--- Begin ---
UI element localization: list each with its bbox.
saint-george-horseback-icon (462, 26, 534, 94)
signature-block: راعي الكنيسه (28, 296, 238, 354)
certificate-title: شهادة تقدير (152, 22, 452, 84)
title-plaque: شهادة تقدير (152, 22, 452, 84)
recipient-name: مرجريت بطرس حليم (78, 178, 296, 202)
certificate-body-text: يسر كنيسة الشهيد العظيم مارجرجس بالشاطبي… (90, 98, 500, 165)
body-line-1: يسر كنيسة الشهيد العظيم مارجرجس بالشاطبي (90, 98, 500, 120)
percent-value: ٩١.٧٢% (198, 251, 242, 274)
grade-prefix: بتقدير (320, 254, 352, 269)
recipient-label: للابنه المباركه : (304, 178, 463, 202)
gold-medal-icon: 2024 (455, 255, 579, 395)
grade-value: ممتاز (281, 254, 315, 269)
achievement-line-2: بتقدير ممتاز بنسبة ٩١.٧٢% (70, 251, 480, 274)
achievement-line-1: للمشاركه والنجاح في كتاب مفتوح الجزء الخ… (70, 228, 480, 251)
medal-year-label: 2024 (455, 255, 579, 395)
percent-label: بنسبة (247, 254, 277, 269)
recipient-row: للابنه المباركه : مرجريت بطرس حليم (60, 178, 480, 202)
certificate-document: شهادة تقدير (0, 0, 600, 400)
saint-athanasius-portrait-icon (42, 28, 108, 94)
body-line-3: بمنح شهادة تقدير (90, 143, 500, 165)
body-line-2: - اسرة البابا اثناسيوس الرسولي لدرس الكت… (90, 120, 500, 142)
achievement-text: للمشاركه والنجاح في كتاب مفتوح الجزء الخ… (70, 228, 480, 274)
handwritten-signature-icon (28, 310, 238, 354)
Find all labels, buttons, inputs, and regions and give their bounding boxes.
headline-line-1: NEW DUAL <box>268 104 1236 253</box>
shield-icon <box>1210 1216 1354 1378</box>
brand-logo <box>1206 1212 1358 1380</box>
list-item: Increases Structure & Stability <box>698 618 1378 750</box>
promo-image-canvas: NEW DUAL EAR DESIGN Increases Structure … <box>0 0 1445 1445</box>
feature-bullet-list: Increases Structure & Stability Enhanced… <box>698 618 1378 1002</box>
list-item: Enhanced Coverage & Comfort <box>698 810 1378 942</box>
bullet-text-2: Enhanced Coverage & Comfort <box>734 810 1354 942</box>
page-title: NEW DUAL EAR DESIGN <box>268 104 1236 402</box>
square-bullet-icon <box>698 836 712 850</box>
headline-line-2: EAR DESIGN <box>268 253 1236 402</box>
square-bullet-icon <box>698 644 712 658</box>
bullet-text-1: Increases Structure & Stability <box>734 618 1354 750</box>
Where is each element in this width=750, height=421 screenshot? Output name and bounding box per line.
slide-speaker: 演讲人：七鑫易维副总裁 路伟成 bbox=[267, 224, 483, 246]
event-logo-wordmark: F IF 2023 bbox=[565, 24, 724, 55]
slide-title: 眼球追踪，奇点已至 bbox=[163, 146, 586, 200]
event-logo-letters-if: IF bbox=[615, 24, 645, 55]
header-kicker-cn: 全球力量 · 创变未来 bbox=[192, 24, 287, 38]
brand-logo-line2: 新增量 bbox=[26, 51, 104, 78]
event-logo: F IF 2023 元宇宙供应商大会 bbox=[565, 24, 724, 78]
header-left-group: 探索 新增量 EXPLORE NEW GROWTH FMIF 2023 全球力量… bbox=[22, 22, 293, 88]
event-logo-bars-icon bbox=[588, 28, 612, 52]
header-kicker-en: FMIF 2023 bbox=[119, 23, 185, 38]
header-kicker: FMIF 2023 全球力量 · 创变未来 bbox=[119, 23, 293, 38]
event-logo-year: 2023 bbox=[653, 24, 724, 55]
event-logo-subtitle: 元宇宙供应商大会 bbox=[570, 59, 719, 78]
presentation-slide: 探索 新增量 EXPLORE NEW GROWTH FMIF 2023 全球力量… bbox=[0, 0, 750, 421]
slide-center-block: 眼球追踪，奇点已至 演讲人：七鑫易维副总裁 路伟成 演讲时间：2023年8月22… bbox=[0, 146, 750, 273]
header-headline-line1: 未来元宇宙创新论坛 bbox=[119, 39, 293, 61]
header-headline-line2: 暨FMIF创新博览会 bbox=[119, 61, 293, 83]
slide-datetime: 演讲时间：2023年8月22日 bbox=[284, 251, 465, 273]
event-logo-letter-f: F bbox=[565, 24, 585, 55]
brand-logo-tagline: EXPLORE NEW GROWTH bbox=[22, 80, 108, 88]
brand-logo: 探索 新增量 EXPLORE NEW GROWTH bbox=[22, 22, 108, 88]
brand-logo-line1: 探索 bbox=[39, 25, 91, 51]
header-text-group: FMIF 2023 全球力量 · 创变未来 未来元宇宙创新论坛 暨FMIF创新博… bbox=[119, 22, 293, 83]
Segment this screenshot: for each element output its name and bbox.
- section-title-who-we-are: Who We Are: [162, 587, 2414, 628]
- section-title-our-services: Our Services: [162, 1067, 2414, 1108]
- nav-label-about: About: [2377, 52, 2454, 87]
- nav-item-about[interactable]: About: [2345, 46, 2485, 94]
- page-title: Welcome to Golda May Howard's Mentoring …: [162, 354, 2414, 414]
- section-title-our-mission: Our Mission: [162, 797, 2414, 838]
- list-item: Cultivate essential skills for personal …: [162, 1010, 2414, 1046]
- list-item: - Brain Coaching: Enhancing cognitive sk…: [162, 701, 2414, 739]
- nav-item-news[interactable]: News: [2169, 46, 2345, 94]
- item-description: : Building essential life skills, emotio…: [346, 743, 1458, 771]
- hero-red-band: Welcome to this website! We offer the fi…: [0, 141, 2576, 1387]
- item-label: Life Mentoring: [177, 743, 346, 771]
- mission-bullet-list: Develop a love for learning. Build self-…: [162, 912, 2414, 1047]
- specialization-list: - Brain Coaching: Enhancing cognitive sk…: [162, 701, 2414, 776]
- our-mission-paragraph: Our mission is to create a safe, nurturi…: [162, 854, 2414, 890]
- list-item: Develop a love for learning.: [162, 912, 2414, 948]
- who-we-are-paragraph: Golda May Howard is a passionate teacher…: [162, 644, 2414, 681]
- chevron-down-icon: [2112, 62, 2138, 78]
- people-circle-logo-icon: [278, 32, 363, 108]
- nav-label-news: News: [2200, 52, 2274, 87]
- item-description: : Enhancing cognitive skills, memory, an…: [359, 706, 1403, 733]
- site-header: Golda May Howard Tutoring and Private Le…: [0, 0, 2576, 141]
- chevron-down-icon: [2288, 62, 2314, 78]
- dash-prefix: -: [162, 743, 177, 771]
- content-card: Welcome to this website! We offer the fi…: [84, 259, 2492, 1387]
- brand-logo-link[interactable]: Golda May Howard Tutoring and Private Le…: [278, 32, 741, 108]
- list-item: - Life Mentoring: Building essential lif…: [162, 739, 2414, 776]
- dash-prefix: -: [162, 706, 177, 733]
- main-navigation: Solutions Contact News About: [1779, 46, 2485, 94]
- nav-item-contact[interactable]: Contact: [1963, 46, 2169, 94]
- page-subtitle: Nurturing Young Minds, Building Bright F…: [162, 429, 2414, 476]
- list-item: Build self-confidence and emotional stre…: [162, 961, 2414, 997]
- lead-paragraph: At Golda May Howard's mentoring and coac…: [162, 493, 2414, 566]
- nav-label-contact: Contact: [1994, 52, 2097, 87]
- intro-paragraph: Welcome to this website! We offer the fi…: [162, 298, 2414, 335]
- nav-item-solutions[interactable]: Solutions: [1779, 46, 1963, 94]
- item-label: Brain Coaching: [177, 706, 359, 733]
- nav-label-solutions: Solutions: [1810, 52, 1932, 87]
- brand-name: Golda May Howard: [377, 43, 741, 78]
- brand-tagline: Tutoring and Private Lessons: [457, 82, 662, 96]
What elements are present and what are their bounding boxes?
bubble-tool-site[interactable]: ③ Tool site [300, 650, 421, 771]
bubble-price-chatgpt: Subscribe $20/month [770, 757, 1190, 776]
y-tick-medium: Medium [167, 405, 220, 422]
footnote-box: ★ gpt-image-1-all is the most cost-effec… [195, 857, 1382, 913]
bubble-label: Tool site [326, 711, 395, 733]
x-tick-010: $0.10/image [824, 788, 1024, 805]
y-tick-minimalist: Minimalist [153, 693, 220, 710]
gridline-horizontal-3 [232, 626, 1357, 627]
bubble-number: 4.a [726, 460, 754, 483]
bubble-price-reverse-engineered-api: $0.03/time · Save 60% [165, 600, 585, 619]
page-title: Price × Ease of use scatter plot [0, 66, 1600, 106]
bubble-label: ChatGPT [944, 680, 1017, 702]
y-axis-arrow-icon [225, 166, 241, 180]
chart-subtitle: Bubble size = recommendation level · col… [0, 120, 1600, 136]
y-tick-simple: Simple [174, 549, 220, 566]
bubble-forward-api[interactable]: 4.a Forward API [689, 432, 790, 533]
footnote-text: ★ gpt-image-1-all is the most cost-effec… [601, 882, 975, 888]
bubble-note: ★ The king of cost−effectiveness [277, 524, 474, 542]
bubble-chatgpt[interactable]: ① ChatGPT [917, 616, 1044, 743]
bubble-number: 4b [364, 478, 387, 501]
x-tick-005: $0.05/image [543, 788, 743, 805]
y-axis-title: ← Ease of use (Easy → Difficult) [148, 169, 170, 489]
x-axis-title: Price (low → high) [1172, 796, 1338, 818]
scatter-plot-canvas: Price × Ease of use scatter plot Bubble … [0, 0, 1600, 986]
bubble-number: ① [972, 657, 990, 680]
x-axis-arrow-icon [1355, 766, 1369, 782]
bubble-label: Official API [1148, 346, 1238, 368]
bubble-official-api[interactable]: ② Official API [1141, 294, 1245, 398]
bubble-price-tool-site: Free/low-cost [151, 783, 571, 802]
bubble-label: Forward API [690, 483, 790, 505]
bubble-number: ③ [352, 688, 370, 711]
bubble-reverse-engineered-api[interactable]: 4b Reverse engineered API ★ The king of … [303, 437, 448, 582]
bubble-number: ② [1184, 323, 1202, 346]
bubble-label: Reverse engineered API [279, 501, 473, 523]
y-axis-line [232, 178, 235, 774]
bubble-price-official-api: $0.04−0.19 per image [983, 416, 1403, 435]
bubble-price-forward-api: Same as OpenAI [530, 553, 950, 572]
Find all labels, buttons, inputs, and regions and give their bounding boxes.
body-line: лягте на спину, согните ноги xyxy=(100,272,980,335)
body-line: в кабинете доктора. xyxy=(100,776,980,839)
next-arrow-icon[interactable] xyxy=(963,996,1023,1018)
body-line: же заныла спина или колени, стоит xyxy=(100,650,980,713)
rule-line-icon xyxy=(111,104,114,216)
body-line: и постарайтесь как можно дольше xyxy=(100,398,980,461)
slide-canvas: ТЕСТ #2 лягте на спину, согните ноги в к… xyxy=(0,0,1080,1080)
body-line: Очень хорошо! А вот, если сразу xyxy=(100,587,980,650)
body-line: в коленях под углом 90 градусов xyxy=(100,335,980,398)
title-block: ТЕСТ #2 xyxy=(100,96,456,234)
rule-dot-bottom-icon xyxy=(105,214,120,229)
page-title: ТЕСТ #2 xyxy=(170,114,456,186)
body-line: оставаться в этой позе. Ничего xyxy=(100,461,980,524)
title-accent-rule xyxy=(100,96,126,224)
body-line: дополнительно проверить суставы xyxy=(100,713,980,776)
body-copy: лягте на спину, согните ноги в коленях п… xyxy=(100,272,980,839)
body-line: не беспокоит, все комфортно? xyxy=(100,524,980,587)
--- End ---
Aim: Could you set down, word for word, the part of the records that runs from their very start through the line containing "gold-medal-icon: 2024 (455, 255, 579, 395)", with both ends included?

Final result:
UI element localization: list each with its bbox.
saint-george-horseback-icon (462, 26, 534, 94)
signature-block: راعي الكنيسه (28, 296, 238, 354)
certificate-title: شهادة تقدير (152, 22, 452, 84)
title-plaque: شهادة تقدير (152, 22, 452, 84)
recipient-name: مرجريت بطرس حليم (78, 178, 296, 202)
certificate-body-text: يسر كنيسة الشهيد العظيم مارجرجس بالشاطبي… (90, 98, 500, 165)
body-line-1: يسر كنيسة الشهيد العظيم مارجرجس بالشاطبي (90, 98, 500, 120)
percent-value: ٩١.٧٢% (198, 251, 242, 274)
grade-prefix: بتقدير (320, 254, 352, 269)
recipient-label: للابنه المباركه : (304, 178, 463, 202)
gold-medal-icon: 2024 (455, 255, 579, 395)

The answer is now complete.